*Source data:*

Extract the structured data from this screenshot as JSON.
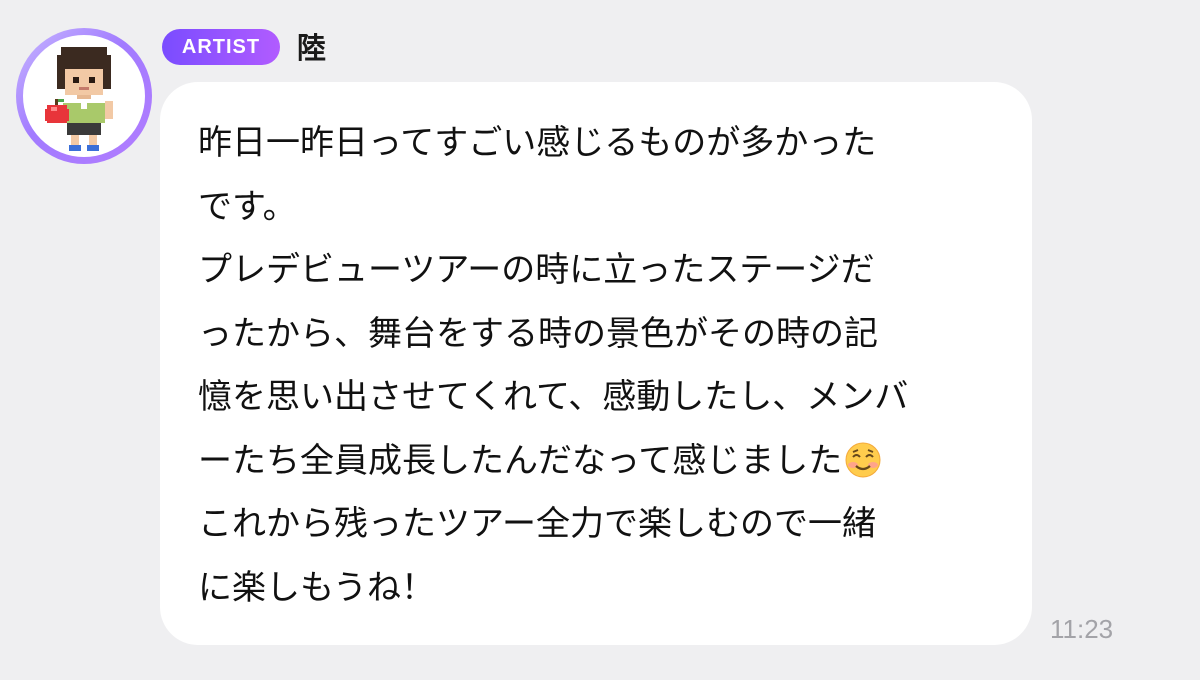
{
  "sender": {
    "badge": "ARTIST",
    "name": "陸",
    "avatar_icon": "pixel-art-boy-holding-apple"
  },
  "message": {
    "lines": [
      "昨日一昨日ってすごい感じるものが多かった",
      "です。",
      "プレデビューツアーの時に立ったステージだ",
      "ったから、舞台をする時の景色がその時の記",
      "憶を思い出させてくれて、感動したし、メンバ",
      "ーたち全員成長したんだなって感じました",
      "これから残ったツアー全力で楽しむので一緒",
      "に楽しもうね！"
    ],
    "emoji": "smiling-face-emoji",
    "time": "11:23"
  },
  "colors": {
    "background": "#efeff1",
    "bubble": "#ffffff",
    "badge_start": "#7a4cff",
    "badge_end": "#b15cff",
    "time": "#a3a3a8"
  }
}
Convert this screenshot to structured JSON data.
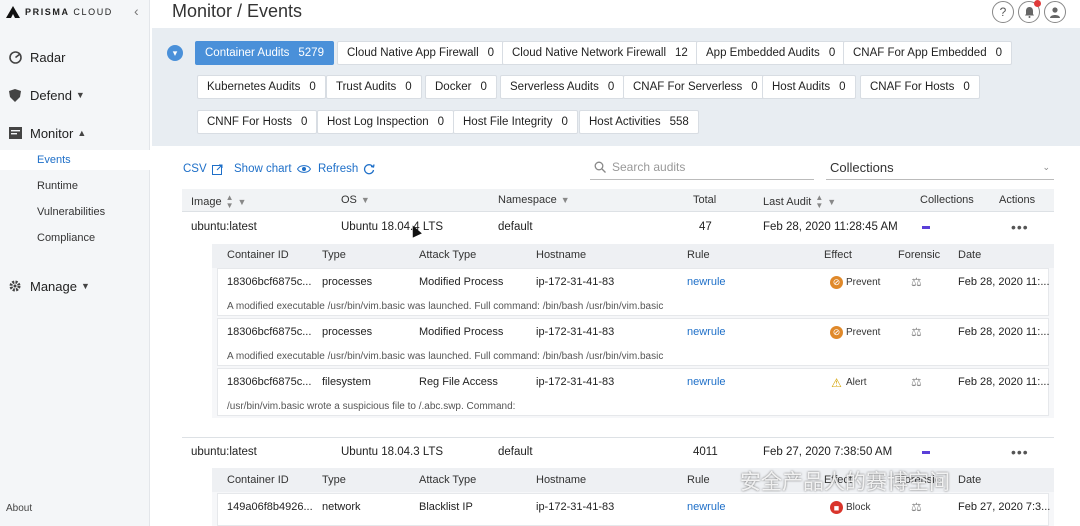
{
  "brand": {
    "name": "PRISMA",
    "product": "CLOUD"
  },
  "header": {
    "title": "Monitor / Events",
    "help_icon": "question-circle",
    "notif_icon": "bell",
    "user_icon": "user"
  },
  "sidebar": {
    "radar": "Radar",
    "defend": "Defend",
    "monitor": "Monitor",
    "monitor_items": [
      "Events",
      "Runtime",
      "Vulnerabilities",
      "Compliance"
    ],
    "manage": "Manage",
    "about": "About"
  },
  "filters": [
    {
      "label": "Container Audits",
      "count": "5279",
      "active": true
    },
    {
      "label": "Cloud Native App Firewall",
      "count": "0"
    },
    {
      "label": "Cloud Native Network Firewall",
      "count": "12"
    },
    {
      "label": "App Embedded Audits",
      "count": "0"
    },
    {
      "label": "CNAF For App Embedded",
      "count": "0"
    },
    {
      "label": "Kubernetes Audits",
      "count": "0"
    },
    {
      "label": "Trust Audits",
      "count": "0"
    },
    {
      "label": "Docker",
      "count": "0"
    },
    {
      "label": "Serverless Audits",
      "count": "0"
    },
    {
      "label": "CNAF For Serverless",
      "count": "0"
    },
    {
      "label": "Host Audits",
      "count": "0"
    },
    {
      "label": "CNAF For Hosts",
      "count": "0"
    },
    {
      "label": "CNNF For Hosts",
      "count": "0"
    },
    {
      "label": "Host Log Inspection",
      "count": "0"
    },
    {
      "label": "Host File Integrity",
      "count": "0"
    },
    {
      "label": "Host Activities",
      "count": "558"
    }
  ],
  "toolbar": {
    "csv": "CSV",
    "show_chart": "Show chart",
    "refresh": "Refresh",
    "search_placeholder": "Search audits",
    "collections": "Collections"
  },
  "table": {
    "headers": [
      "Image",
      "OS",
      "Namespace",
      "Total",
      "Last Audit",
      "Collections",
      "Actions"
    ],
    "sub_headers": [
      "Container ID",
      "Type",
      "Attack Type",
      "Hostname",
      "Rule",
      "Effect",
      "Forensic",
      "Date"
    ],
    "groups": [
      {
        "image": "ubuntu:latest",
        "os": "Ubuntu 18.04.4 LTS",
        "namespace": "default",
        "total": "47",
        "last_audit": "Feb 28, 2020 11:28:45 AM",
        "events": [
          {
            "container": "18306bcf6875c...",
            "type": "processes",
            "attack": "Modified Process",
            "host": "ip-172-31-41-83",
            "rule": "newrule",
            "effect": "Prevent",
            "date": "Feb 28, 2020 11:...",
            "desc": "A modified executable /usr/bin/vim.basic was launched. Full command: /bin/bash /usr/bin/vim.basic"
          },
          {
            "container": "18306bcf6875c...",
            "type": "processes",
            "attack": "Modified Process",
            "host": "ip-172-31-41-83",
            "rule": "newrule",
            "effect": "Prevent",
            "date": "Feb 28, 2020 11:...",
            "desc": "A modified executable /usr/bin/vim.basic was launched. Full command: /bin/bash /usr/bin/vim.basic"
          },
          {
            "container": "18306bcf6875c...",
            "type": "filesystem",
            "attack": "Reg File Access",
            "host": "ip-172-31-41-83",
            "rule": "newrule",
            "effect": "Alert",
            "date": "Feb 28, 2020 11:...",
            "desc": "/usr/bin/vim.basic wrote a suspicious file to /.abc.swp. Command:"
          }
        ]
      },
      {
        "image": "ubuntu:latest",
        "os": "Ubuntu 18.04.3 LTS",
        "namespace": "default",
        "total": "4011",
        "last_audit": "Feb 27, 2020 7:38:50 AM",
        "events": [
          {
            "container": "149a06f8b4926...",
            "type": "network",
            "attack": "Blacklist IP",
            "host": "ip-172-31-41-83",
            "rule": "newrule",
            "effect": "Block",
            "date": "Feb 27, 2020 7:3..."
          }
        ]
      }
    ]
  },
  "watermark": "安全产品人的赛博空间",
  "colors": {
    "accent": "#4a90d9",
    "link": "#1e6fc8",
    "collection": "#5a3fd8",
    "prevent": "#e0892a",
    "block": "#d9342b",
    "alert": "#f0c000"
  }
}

---

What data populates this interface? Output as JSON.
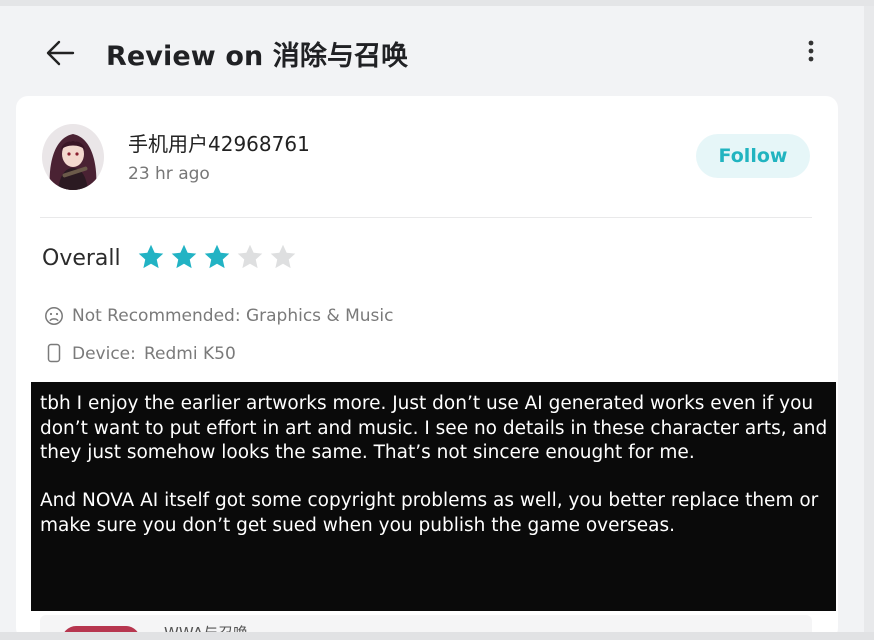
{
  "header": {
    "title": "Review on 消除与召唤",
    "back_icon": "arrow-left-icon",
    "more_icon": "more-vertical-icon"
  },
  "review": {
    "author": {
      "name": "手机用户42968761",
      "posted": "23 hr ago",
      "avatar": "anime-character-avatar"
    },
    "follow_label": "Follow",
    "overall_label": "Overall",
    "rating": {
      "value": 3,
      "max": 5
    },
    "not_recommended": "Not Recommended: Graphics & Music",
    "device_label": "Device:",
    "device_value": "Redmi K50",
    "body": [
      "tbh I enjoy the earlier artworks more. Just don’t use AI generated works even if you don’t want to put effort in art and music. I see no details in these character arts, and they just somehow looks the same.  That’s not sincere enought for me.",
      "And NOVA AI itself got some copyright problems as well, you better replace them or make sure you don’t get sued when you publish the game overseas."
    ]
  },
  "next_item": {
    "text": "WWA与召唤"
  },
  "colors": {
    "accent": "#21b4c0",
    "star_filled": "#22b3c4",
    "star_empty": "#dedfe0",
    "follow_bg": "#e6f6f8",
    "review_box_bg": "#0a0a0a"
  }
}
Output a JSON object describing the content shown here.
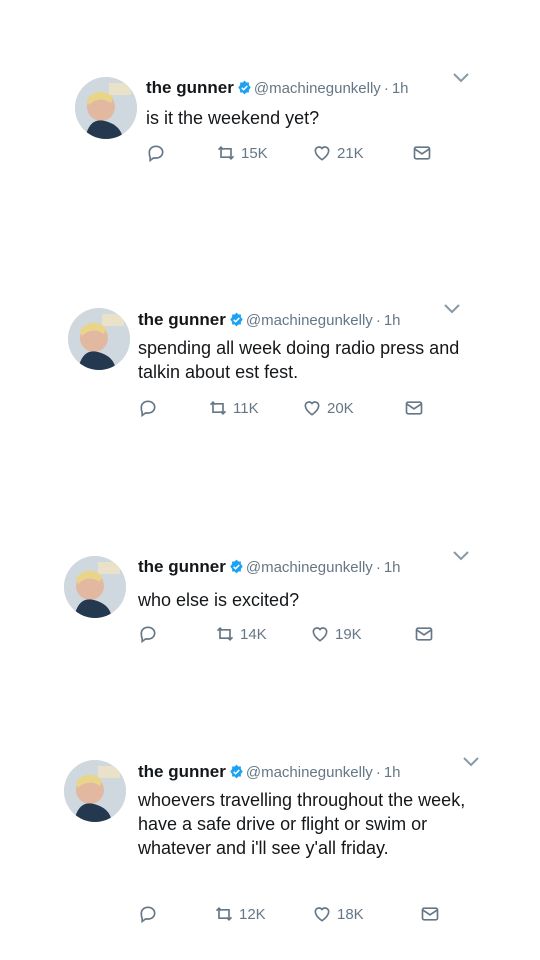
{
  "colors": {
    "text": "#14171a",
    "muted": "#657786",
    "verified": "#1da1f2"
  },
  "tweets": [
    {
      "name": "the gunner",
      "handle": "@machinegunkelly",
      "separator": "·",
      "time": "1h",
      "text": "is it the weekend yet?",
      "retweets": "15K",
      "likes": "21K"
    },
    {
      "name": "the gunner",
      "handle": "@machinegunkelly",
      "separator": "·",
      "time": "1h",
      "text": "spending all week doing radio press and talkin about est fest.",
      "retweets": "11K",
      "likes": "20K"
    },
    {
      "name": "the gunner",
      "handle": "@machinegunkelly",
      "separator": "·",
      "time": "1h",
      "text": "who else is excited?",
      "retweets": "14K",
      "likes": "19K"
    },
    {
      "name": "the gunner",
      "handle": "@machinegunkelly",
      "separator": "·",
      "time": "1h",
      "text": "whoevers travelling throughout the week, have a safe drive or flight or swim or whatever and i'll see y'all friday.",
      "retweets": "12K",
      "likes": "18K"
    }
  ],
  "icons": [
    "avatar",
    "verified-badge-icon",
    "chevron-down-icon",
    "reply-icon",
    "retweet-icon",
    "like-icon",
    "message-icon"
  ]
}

*Set problem:*
Copy every line in the listing above where the string "likes" turns up.

*Result for this task:*
      "likes": "21K"
      "likes": "20K"
      "likes": "19K"
      "likes": "18K"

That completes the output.